● **Directions for this task**:
Repeat the material below exactly, with no pictures.
--- Raw data ---
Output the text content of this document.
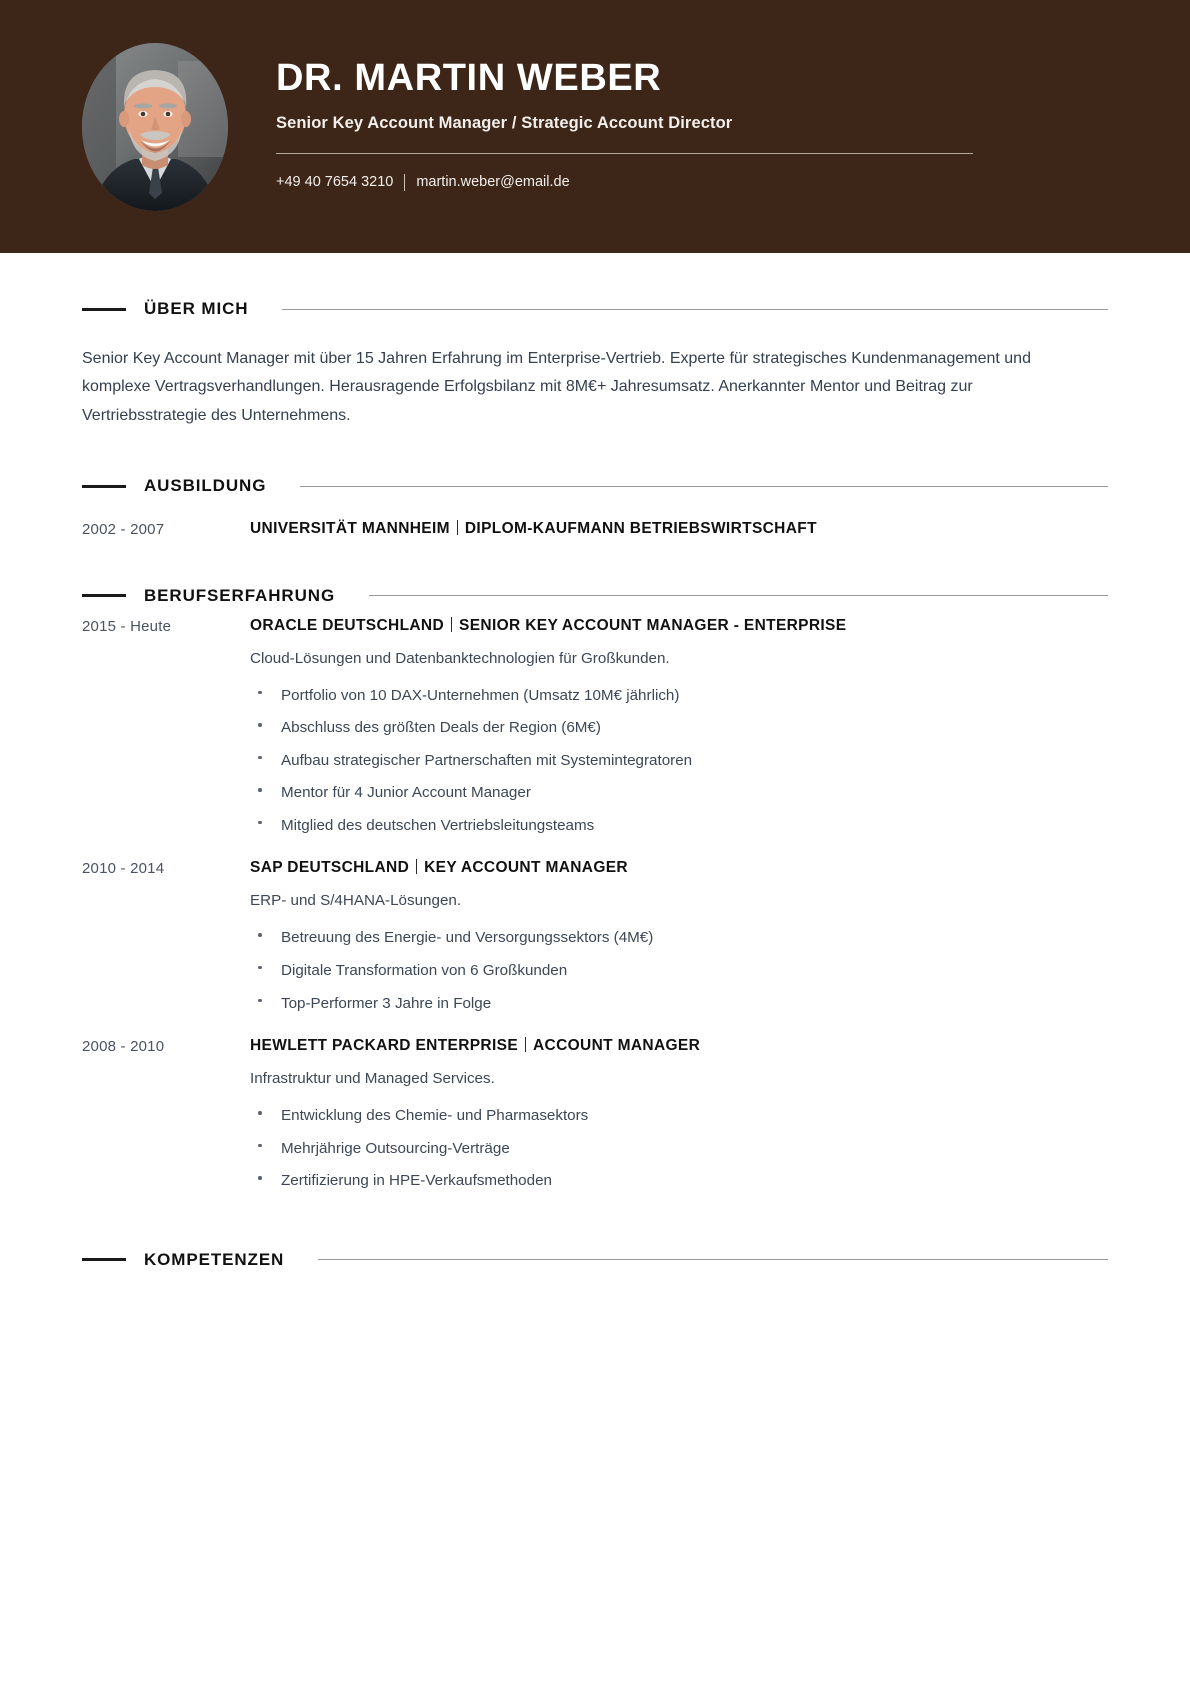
DR. MARTIN WEBER
Senior Key Account Manager / Strategic Account Director
+49 40 7654 3210 martin.weber@email.de
ÜBER MICH

Senior Key Account Manager mit über 15 Jahren Erfahrung im Enterprise-Vertrieb. Experte für strategisches Kundenmanagement und komplexe Vertragsverhandlungen. Herausragende Erfolgsbilanz mit 8M€+ Jahresumsatz. Anerkannter Mentor und Beitrag zur Vertriebsstrategie des Unternehmens.

AUSBILDUNG
2002 - 2007	UNIVERSITÄT MANNHEIM DIPLOM-KAUFMANN BETRIEBSWIRTSCHAFT
BERUFSERFAHRUNG
2015 - Heute	ORACLE DEUTSCHLAND SENIOR KEY ACCOUNT MANAGER - ENTERPRISE
Cloud-Lösungen und Datenbanktechnologien für Großkunden.
Portfolio von 10 DAX-Unternehmen (Umsatz 10M€ jährlich)
Abschluss des größten Deals der Region (6M€)
Aufbau strategischer Partnerschaften mit Systemintegratoren
Mentor für 4 Junior Account Manager
Mitglied des deutschen Vertriebsleitungsteams
2010 - 2014	SAP DEUTSCHLAND KEY ACCOUNT MANAGER
ERP- und S/4HANA-Lösungen.
Betreuung des Energie- und Versorgungssektors (4M€)
Digitale Transformation von 6 Großkunden
Top-Performer 3 Jahre in Folge
2008 - 2010	HEWLETT PACKARD ENTERPRISE ACCOUNT MANAGER
Infrastruktur und Managed Services.
Entwicklung des Chemie- und Pharmasektors
Mehrjährige Outsourcing-Verträge
Zertifizierung in HPE-Verkaufsmethoden
KOMPETENZEN
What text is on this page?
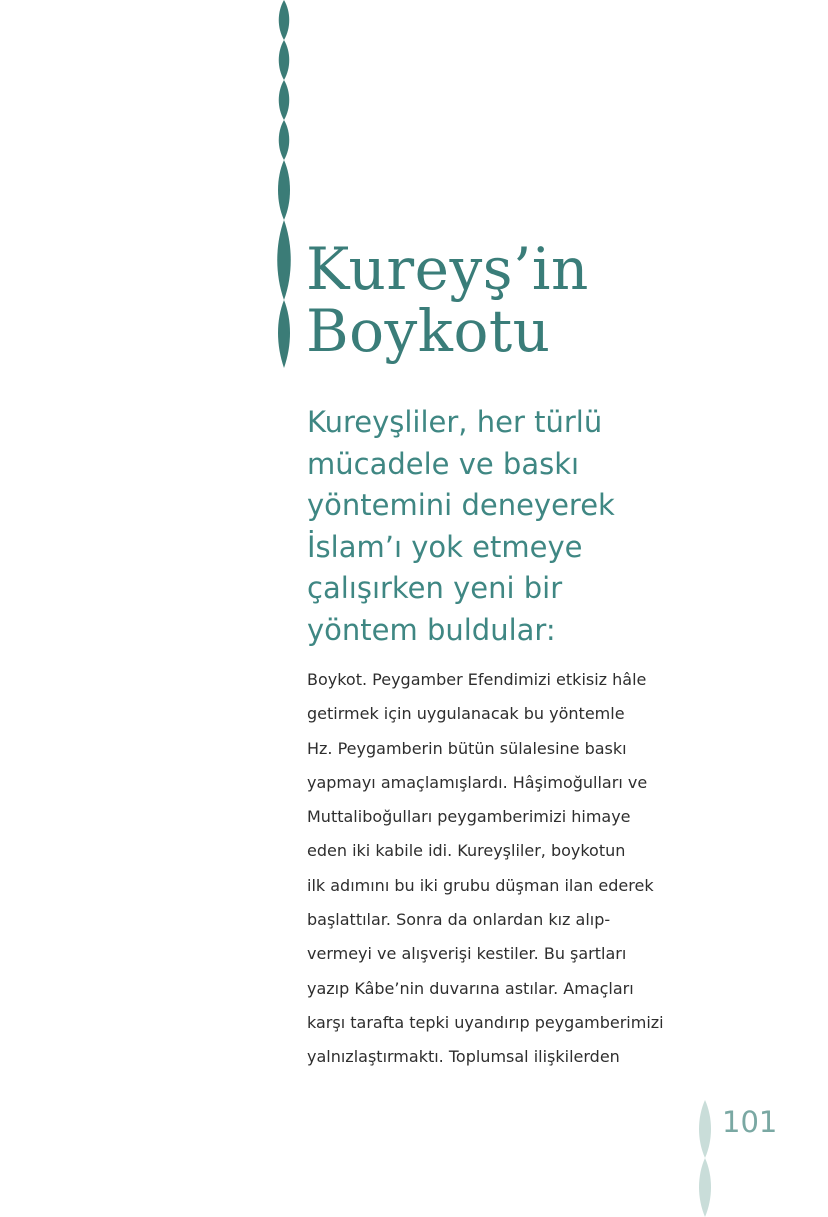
Kureyş’in
Boykotu

Kureyşliler, her türlü
mücadele ve baskı
yöntemini deneyerek
İslam’ı yok etmeye
çalışırken yeni bir
yöntem buldular:

Boykot. Peygamber Efendimizi etkisiz hâle
getirmek için uygulanacak bu yöntemle
Hz. Peygamberin bütün sülalesine baskı
yapmayı amaçlamışlardı. Hâşimoğulları ve
Muttaliboğulları peygamberimizi himaye
eden iki kabile idi. Kureyşliler, boykotun
ilk adımını bu iki grubu düşman ilan ederek
başlattılar. Sonra da onlardan kız alıp-
vermeyi ve alışverişi kestiler. Bu şartları
yazıp Kâbe’nin duvarına astılar. Amaçları
karşı tarafta tepki uyandırıp peygamberimizi
yalnızlaştırmaktı. Toplumsal ilişkilerden

101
---
● **Result of the task**:
Output the text content of this document.
DR. MARTIN WEBER
Senior Key Account Manager / Strategic Account Director
+49 40 7654 3210 martin.weber@email.de
ÜBER MICH

Senior Key Account Manager mit über 15 Jahren Erfahrung im Enterprise-Vertrieb. Experte für strategisches Kundenmanagement und komplexe Vertragsverhandlungen. Herausragende Erfolgsbilanz mit 8M€+ Jahresumsatz. Anerkannter Mentor und Beitrag zur Vertriebsstrategie des Unternehmens.

AUSBILDUNG
2002 - 2007	UNIVERSITÄT MANNHEIM DIPLOM-KAUFMANN BETRIEBSWIRTSCHAFT
BERUFSERFAHRUNG
2015 - Heute	ORACLE DEUTSCHLAND SENIOR KEY ACCOUNT MANAGER - ENTERPRISE
Cloud-Lösungen und Datenbanktechnologien für Großkunden.
Portfolio von 10 DAX-Unternehmen (Umsatz 10M€ jährlich)
Abschluss des größten Deals der Region (6M€)
Aufbau strategischer Partnerschaften mit Systemintegratoren
Mentor für 4 Junior Account Manager
Mitglied des deutschen Vertriebsleitungsteams
2010 - 2014	SAP DEUTSCHLAND KEY ACCOUNT MANAGER
ERP- und S/4HANA-Lösungen.
Betreuung des Energie- und Versorgungssektors (4M€)
Digitale Transformation von 6 Großkunden
Top-Performer 3 Jahre in Folge
2008 - 2010	HEWLETT PACKARD ENTERPRISE ACCOUNT MANAGER
Infrastruktur und Managed Services.
Entwicklung des Chemie- und Pharmasektors
Mehrjährige Outsourcing-Verträge
Zertifizierung in HPE-Verkaufsmethoden
KOMPETENZEN
What text is on this page?
Kureyş’in
Boykotu

Kureyşliler, her türlü
mücadele ve baskı
yöntemini deneyerek
İslam’ı yok etmeye
çalışırken yeni bir
yöntem buldular:

Boykot. Peygamber Efendimizi etkisiz hâle
getirmek için uygulanacak bu yöntemle
Hz. Peygamberin bütün sülalesine baskı
yapmayı amaçlamışlardı. Hâşimoğulları ve
Muttaliboğulları peygamberimizi himaye
eden iki kabile idi. Kureyşliler, boykotun
ilk adımını bu iki grubu düşman ilan ederek
başlattılar. Sonra da onlardan kız alıp-
vermeyi ve alışverişi kestiler. Bu şartları
yazıp Kâbe’nin duvarına astılar. Amaçları
karşı tarafta tepki uyandırıp peygamberimizi
yalnızlaştırmaktı. Toplumsal ilişkilerden

101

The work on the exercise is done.